§ Do this: Reproduce each line from the records that holds "name".

§ Data to use:
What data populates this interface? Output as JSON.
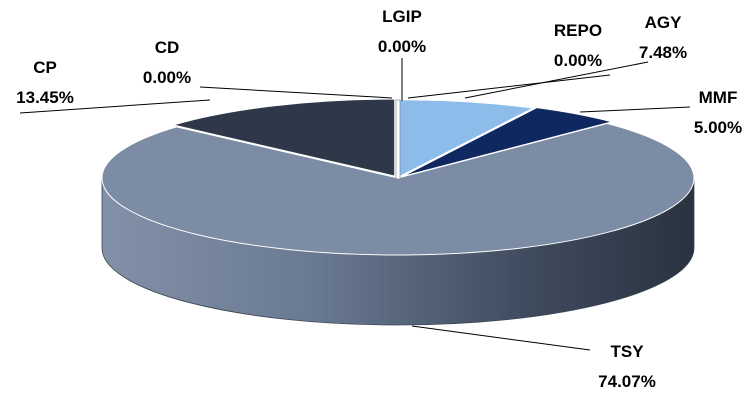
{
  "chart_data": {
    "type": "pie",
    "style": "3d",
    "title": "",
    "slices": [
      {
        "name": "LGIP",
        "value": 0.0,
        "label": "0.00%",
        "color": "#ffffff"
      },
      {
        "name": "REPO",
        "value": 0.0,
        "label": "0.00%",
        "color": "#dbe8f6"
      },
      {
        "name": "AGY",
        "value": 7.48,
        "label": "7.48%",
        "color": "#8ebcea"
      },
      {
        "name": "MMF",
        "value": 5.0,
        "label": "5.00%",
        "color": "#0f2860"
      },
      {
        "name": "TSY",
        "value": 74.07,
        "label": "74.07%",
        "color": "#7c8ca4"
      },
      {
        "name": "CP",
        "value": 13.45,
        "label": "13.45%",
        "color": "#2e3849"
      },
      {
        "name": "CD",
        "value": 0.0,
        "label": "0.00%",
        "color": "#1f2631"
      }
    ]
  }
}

* * *

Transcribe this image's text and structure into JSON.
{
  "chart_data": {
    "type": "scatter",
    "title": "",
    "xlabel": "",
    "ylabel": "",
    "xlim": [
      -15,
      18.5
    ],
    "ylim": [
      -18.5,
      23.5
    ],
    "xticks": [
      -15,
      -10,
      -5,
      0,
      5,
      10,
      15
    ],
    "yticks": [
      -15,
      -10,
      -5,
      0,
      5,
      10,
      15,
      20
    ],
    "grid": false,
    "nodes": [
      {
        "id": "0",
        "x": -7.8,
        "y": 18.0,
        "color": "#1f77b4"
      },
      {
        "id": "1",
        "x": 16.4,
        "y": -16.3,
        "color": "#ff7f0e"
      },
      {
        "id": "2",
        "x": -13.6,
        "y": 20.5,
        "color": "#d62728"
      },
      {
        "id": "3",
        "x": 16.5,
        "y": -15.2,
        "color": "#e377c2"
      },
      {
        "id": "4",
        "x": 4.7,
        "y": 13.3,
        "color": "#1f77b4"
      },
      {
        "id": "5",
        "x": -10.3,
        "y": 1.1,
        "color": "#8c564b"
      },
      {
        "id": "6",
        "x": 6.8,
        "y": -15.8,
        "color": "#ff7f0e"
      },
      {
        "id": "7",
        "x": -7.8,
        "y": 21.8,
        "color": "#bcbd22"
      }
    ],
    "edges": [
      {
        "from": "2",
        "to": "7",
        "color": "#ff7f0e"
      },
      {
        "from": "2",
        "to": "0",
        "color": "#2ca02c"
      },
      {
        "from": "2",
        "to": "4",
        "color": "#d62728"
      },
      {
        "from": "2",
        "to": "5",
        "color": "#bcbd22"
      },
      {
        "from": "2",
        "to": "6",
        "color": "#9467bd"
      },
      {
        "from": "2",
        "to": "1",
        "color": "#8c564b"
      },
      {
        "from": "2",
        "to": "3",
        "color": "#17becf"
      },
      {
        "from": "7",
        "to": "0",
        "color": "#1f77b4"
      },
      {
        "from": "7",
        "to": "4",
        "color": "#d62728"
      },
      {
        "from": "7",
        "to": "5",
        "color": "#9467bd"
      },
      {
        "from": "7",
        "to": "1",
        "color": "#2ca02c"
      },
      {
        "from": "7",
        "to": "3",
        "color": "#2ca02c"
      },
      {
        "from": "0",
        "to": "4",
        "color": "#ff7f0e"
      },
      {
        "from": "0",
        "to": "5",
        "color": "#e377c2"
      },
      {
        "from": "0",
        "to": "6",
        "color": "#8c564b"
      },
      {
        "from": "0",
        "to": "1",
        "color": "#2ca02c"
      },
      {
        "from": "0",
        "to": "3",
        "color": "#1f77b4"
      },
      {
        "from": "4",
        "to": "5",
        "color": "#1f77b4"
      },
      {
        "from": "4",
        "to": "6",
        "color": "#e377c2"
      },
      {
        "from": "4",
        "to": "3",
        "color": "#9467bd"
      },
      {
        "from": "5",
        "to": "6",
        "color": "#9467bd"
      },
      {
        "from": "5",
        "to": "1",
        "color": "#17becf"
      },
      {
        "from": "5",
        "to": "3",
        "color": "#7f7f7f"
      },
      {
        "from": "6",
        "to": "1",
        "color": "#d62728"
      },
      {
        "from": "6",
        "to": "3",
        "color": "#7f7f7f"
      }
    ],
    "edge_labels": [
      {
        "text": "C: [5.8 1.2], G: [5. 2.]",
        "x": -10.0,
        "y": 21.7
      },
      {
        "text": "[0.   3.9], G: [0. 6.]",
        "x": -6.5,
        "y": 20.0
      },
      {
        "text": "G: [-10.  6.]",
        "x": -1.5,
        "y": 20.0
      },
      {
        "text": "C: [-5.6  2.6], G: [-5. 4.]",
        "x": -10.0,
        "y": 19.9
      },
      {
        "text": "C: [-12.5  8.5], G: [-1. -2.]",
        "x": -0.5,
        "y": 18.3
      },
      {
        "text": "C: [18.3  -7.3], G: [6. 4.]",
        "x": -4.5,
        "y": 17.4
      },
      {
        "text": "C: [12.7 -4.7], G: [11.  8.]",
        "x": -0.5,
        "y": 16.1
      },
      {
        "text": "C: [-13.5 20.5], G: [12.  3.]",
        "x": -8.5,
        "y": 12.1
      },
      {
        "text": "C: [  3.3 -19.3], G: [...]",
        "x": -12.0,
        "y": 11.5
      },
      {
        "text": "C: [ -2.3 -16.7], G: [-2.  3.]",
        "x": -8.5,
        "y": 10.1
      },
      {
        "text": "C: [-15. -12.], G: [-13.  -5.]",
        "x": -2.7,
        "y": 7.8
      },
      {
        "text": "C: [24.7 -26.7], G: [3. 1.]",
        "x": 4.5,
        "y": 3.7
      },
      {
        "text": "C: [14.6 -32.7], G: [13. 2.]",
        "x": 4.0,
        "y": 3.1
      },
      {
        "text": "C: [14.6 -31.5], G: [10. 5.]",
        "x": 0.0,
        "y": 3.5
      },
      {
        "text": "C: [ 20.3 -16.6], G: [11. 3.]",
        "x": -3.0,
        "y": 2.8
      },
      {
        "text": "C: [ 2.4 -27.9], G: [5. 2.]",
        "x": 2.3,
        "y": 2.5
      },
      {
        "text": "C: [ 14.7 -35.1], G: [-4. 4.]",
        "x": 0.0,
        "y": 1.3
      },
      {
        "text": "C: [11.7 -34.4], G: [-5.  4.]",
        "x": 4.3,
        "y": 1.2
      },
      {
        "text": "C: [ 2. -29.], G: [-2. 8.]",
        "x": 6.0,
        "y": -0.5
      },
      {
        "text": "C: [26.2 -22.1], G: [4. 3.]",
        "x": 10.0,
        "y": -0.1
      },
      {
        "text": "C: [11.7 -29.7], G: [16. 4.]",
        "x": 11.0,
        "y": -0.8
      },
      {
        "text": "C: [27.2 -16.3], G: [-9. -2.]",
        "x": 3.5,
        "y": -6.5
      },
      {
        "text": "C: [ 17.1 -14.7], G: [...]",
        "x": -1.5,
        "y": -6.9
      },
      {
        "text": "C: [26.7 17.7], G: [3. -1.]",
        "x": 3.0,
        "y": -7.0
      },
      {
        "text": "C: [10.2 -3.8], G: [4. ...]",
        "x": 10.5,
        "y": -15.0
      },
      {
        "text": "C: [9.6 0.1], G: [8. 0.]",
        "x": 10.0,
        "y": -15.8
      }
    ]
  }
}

§ Output of the task:
        "name": "LGIP",
        "name": "REPO",
        "name": "AGY",
        "name": "MMF",
        "name": "TSY",
        "name": "CP",
        "name": "CD",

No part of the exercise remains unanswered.